[Saved entries]
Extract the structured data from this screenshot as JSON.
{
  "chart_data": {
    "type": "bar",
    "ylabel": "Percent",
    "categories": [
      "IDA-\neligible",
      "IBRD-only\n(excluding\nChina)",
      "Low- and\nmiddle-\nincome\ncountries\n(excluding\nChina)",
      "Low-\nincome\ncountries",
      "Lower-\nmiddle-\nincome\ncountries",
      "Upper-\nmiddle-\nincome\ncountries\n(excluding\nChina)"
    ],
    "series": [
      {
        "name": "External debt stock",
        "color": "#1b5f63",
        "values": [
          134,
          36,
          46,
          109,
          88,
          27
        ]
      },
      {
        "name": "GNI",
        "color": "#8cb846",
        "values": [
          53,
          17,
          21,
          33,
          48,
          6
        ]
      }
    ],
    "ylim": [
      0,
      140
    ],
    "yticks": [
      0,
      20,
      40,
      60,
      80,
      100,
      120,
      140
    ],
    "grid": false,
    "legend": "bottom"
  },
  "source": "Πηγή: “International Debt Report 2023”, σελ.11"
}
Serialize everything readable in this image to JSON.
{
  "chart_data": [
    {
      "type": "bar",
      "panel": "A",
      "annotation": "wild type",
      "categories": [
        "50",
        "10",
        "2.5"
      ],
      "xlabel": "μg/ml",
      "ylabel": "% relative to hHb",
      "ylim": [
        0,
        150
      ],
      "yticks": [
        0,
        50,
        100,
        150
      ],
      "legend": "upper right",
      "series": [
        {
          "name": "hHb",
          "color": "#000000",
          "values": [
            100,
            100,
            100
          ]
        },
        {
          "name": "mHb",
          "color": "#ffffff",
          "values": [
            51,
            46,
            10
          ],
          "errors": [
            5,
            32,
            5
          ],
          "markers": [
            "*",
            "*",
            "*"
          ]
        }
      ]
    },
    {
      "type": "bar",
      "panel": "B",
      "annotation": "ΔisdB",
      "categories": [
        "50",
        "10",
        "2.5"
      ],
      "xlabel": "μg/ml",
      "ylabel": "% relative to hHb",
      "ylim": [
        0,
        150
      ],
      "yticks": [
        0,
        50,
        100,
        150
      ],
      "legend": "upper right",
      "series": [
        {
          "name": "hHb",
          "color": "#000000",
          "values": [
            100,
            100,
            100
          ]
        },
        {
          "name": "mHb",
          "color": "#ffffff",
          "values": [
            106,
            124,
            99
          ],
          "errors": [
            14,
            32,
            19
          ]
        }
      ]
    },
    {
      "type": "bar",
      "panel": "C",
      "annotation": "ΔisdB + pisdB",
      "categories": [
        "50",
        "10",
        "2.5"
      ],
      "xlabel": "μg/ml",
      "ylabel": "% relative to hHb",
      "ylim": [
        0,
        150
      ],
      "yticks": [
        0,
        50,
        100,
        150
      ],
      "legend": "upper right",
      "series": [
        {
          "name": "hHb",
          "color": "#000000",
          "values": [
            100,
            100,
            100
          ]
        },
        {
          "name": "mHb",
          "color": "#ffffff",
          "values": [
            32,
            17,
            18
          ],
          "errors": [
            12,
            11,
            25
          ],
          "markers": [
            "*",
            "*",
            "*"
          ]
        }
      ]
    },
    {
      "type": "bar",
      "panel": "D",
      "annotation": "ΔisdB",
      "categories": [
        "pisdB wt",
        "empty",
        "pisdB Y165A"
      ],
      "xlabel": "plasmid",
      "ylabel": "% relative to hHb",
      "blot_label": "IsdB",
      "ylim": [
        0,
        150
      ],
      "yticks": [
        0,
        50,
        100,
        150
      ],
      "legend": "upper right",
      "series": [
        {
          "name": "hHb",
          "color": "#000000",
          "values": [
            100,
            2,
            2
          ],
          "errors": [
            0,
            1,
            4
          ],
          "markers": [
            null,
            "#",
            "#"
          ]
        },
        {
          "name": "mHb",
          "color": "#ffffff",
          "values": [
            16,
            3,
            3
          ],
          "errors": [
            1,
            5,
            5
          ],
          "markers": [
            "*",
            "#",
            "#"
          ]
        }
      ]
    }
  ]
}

- _Objective_: Where a line holds the string "nChina", copy that line.

- _Task solution_:
      "IBRD-only\n(excluding\nChina)",
      "Low- and\nmiddle-\nincome\ncountries\n(excluding\nChina)",
      "Upper-\nmiddle-\nincome\ncountries\n(excluding\nChina)"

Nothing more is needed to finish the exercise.